» **PROMPT**:
Select all lines holding the word "frac" from the entries that follow.

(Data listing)
---
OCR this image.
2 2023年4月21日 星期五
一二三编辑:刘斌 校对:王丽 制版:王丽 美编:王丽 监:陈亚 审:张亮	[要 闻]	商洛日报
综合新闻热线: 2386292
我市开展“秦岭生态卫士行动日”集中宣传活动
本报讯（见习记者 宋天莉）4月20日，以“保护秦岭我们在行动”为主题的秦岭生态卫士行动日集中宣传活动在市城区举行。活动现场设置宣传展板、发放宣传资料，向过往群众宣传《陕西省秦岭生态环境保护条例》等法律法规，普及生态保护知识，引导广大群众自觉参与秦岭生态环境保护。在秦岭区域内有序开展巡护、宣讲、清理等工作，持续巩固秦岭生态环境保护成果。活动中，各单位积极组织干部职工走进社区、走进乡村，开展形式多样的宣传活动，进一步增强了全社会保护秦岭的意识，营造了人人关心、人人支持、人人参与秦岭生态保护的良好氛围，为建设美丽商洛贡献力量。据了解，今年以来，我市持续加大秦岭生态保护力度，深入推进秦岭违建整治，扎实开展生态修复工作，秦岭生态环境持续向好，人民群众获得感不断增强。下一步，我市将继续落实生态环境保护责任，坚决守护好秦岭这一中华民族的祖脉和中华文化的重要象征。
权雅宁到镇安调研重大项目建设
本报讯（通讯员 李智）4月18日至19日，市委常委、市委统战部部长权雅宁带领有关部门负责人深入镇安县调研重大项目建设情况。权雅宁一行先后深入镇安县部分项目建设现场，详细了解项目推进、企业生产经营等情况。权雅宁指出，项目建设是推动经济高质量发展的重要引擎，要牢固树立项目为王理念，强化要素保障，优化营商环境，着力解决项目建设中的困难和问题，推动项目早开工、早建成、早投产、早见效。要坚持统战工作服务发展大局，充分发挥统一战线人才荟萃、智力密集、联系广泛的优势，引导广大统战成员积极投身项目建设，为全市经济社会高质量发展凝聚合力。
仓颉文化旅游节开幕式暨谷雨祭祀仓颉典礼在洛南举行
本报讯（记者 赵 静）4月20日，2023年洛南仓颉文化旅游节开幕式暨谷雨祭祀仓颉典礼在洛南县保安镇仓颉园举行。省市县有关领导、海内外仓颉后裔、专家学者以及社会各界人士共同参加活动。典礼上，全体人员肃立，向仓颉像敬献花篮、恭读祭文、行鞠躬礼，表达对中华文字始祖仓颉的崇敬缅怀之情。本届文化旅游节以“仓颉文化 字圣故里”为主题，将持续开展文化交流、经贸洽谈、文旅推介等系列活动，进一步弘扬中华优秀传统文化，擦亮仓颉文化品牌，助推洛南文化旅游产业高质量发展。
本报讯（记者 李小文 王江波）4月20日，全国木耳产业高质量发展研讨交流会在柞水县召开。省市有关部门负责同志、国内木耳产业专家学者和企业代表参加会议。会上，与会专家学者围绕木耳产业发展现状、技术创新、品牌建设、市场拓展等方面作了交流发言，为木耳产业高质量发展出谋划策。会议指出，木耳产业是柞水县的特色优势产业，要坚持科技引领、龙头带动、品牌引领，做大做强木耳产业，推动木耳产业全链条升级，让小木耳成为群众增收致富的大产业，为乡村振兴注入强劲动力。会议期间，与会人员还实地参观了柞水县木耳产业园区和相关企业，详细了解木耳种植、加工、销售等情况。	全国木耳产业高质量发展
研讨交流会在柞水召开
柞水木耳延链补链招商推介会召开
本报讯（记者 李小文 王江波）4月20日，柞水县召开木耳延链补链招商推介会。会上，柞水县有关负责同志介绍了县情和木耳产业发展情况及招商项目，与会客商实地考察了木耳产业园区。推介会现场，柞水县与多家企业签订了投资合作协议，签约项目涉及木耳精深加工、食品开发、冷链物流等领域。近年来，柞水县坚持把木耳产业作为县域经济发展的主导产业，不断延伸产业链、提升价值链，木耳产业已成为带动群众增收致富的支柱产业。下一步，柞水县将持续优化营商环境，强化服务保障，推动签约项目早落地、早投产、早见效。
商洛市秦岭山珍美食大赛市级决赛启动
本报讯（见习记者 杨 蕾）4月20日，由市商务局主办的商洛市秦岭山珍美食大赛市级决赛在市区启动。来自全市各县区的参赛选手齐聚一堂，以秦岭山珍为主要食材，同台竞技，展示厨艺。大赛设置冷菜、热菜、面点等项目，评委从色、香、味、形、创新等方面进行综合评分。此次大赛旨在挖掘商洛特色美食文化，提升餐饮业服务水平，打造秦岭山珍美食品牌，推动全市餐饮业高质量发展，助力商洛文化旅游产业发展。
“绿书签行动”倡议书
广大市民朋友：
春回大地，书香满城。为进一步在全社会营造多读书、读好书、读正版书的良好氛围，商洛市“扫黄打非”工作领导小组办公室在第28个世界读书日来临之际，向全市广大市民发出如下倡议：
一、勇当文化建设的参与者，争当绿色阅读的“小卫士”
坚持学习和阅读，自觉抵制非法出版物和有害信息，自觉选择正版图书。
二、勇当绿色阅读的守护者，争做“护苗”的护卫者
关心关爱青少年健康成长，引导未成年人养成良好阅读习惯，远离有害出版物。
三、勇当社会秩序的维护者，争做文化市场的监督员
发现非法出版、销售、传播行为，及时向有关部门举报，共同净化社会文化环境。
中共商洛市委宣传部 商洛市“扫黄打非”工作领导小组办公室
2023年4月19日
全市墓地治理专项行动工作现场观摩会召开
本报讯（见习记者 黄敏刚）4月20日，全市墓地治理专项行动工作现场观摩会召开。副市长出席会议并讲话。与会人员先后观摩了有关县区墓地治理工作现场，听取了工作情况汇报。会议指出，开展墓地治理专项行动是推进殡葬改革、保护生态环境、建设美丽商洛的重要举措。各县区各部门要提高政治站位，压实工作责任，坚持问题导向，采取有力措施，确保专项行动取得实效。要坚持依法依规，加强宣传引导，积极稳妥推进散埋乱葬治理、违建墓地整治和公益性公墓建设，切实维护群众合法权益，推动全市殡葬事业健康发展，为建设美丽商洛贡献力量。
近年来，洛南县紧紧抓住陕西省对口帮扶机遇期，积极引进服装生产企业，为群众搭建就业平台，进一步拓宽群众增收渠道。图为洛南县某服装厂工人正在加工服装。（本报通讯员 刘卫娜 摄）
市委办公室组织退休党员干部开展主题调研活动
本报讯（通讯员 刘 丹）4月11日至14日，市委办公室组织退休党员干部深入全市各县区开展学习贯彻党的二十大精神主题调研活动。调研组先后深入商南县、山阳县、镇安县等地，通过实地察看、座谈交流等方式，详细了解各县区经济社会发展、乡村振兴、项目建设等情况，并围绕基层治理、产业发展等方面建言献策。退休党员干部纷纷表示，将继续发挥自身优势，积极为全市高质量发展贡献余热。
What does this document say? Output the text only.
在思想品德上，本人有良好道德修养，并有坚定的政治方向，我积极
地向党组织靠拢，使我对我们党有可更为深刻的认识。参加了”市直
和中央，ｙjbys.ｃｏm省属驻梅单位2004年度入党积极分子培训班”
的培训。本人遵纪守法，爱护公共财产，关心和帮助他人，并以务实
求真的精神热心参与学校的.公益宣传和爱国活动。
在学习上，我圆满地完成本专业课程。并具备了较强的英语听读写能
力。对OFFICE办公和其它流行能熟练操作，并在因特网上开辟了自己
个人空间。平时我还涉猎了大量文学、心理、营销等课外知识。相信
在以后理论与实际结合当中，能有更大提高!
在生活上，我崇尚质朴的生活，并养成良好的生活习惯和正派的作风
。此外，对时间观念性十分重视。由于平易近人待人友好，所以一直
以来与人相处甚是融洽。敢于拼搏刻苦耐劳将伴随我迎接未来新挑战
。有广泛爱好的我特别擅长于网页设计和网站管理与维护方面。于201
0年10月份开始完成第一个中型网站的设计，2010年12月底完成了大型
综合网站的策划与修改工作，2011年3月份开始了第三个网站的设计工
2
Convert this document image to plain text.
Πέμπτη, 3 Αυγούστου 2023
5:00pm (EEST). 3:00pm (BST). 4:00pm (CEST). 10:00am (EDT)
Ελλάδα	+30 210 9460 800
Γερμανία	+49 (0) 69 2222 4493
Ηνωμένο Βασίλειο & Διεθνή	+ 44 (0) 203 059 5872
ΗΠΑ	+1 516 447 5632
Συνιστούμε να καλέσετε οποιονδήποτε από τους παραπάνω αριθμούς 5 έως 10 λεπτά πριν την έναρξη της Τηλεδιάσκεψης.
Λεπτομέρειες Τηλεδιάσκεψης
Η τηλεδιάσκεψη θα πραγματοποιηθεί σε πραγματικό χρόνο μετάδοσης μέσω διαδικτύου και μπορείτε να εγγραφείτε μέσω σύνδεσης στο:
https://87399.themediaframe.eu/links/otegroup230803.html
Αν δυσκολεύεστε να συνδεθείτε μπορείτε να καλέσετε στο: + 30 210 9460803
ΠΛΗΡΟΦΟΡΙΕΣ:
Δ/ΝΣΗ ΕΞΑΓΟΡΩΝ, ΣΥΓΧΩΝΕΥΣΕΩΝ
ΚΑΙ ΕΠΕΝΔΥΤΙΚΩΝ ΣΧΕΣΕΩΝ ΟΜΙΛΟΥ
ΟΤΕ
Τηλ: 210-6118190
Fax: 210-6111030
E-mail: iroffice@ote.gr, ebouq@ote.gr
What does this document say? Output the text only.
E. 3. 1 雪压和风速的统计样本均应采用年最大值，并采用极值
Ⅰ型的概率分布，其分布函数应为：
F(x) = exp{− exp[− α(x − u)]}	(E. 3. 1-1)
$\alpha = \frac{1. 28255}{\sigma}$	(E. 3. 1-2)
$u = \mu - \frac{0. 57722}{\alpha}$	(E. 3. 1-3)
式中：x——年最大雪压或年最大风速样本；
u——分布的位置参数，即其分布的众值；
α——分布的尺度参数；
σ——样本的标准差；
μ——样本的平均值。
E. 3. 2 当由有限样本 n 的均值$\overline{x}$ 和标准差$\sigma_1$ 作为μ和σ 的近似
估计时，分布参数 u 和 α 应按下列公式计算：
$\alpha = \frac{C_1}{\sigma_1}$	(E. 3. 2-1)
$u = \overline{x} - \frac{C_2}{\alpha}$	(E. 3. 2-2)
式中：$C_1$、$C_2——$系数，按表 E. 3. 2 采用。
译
---
» **ANSWER TO THIS PROBLEM**:
$\alpha = \frac{1. 28255}{\sigma}$	(E. 3. 1-2)
$u = \mu - \frac{0. 57722}{\alpha}$	(E. 3. 1-3)
$\alpha = \frac{C_1}{\sigma_1}$	(E. 3. 2-1)
$u = \overline{x} - \frac{C_2}{\alpha}$	(E. 3. 2-2)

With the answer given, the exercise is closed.